#### [Exercise prompt]
Each record below is to be reproduced without any change.

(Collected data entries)
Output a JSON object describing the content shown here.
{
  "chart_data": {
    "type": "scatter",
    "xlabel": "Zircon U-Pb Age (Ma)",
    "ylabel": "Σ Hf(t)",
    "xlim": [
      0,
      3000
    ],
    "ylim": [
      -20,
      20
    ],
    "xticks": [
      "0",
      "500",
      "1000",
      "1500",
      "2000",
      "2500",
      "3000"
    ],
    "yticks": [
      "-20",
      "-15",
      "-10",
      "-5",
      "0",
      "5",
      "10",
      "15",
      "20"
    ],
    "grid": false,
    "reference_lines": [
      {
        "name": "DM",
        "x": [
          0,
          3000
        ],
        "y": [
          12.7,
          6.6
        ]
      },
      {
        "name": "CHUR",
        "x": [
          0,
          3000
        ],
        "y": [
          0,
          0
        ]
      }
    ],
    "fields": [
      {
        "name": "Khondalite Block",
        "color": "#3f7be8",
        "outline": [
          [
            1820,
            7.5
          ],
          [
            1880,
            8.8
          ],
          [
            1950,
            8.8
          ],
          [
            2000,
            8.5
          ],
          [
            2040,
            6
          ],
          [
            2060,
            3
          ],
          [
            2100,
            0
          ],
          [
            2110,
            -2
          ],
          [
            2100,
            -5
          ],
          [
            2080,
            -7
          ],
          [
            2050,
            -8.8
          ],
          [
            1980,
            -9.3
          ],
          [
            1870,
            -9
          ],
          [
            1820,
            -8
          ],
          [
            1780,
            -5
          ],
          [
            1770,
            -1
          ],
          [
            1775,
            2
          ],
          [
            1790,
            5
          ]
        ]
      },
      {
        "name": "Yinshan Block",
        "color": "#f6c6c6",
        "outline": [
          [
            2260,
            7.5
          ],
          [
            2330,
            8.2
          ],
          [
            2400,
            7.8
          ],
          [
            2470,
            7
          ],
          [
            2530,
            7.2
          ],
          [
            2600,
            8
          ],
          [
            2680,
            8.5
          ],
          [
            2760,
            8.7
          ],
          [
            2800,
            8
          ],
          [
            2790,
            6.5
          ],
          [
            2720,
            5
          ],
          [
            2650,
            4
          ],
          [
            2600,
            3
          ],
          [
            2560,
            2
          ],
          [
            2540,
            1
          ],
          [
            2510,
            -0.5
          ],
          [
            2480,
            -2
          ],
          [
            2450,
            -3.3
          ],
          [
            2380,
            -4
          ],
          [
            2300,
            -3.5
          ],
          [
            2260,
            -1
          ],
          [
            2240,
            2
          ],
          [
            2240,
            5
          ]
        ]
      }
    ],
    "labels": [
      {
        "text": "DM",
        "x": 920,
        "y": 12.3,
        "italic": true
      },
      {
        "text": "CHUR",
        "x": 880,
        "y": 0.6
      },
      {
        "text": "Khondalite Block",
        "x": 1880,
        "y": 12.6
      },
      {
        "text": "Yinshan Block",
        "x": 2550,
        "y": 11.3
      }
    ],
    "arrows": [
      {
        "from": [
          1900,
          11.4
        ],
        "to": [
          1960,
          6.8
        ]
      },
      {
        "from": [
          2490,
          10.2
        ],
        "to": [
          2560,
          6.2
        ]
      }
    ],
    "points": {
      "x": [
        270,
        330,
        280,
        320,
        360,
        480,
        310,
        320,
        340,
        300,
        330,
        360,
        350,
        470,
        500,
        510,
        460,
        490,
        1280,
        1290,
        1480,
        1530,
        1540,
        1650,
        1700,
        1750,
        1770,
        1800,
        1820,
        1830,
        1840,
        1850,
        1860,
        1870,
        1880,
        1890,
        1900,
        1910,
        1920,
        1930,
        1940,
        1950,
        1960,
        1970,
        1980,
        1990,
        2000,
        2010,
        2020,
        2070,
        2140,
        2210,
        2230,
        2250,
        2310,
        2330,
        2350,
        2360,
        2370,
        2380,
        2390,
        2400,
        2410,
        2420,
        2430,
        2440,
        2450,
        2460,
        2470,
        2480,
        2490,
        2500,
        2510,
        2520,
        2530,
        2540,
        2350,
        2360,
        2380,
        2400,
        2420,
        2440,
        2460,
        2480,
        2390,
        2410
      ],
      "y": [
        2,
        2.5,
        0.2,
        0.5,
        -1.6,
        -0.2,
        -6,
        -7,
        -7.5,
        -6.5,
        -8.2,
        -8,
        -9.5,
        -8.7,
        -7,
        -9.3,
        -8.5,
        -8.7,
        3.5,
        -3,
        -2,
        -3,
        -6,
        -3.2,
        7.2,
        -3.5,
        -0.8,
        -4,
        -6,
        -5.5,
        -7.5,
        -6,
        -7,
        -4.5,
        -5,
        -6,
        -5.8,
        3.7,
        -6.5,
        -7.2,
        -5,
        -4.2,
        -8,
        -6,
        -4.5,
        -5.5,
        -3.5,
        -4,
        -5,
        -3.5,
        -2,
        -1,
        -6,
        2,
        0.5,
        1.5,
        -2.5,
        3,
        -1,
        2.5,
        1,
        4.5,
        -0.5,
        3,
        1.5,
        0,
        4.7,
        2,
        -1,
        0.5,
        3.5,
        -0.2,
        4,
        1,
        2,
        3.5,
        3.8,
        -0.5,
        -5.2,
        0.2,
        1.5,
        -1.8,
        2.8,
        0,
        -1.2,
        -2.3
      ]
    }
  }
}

#### [Complete response]
Output a JSON object describing the content shown here.
{
  "chart_data": {
    "type": "scatter",
    "xlabel": "Zircon U-Pb Age (Ma)",
    "ylabel": "Σ Hf(t)",
    "xlim": [
      0,
      3000
    ],
    "ylim": [
      -20,
      20
    ],
    "xticks": [
      "0",
      "500",
      "1000",
      "1500",
      "2000",
      "2500",
      "3000"
    ],
    "yticks": [
      "-20",
      "-15",
      "-10",
      "-5",
      "0",
      "5",
      "10",
      "15",
      "20"
    ],
    "grid": false,
    "reference_lines": [
      {
        "name": "DM",
        "x": [
          0,
          3000
        ],
        "y": [
          12.7,
          6.6
        ]
      },
      {
        "name": "CHUR",
        "x": [
          0,
          3000
        ],
        "y": [
          0,
          0
        ]
      }
    ],
    "fields": [
      {
        "name": "Khondalite Block",
        "color": "#3f7be8",
        "outline": [
          [
            1820,
            7.5
          ],
          [
            1880,
            8.8
          ],
          [
            1950,
            8.8
          ],
          [
            2000,
            8.5
          ],
          [
            2040,
            6
          ],
          [
            2060,
            3
          ],
          [
            2100,
            0
          ],
          [
            2110,
            -2
          ],
          [
            2100,
            -5
          ],
          [
            2080,
            -7
          ],
          [
            2050,
            -8.8
          ],
          [
            1980,
            -9.3
          ],
          [
            1870,
            -9
          ],
          [
            1820,
            -8
          ],
          [
            1780,
            -5
          ],
          [
            1770,
            -1
          ],
          [
            1775,
            2
          ],
          [
            1790,
            5
          ]
        ]
      },
      {
        "name": "Yinshan Block",
        "color": "#f6c6c6",
        "outline": [
          [
            2260,
            7.5
          ],
          [
            2330,
            8.2
          ],
          [
            2400,
            7.8
          ],
          [
            2470,
            7
          ],
          [
            2530,
            7.2
          ],
          [
            2600,
            8
          ],
          [
            2680,
            8.5
          ],
          [
            2760,
            8.7
          ],
          [
            2800,
            8
          ],
          [
            2790,
            6.5
          ],
          [
            2720,
            5
          ],
          [
            2650,
            4
          ],
          [
            2600,
            3
          ],
          [
            2560,
            2
          ],
          [
            2540,
            1
          ],
          [
            2510,
            -0.5
          ],
          [
            2480,
            -2
          ],
          [
            2450,
            -3.3
          ],
          [
            2380,
            -4
          ],
          [
            2300,
            -3.5
          ],
          [
            2260,
            -1
          ],
          [
            2240,
            2
          ],
          [
            2240,
            5
          ]
        ]
      }
    ],
    "labels": [
      {
        "text": "DM",
        "x": 920,
        "y": 12.3,
        "italic": true
      },
      {
        "text": "CHUR",
        "x": 880,
        "y": 0.6
      },
      {
        "text": "Khondalite Block",
        "x": 1880,
        "y": 12.6
      },
      {
        "text": "Yinshan Block",
        "x": 2550,
        "y": 11.3
      }
    ],
    "arrows": [
      {
        "from": [
          1900,
          11.4
        ],
        "to": [
          1960,
          6.8
        ]
      },
      {
        "from": [
          2490,
          10.2
        ],
        "to": [
          2560,
          6.2
        ]
      }
    ],
    "points": {
      "x": [
        270,
        330,
        280,
        320,
        360,
        480,
        310,
        320,
        340,
        300,
        330,
        360,
        350,
        470,
        500,
        510,
        460,
        490,
        1280,
        1290,
        1480,
        1530,
        1540,
        1650,
        1700,
        1750,
        1770,
        1800,
        1820,
        1830,
        1840,
        1850,
        1860,
        1870,
        1880,
        1890,
        1900,
        1910,
        1920,
        1930,
        1940,
        1950,
        1960,
        1970,
        1980,
        1990,
        2000,
        2010,
        2020,
        2070,
        2140,
        2210,
        2230,
        2250,
        2310,
        2330,
        2350,
        2360,
        2370,
        2380,
        2390,
        2400,
        2410,
        2420,
        2430,
        2440,
        2450,
        2460,
        2470,
        2480,
        2490,
        2500,
        2510,
        2520,
        2530,
        2540,
        2350,
        2360,
        2380,
        2400,
        2420,
        2440,
        2460,
        2480,
        2390,
        2410
      ],
      "y": [
        2,
        2.5,
        0.2,
        0.5,
        -1.6,
        -0.2,
        -6,
        -7,
        -7.5,
        -6.5,
        -8.2,
        -8,
        -9.5,
        -8.7,
        -7,
        -9.3,
        -8.5,
        -8.7,
        3.5,
        -3,
        -2,
        -3,
        -6,
        -3.2,
        7.2,
        -3.5,
        -0.8,
        -4,
        -6,
        -5.5,
        -7.5,
        -6,
        -7,
        -4.5,
        -5,
        -6,
        -5.8,
        3.7,
        -6.5,
        -7.2,
        -5,
        -4.2,
        -8,
        -6,
        -4.5,
        -5.5,
        -3.5,
        -4,
        -5,
        -3.5,
        -2,
        -1,
        -6,
        2,
        0.5,
        1.5,
        -2.5,
        3,
        -1,
        2.5,
        1,
        4.5,
        -0.5,
        3,
        1.5,
        0,
        4.7,
        2,
        -1,
        0.5,
        3.5,
        -0.2,
        4,
        1,
        2,
        3.5,
        3.8,
        -0.5,
        -5.2,
        0.2,
        1.5,
        -1.8,
        2.8,
        0,
        -1.2,
        -2.3
      ]
    }
  }
}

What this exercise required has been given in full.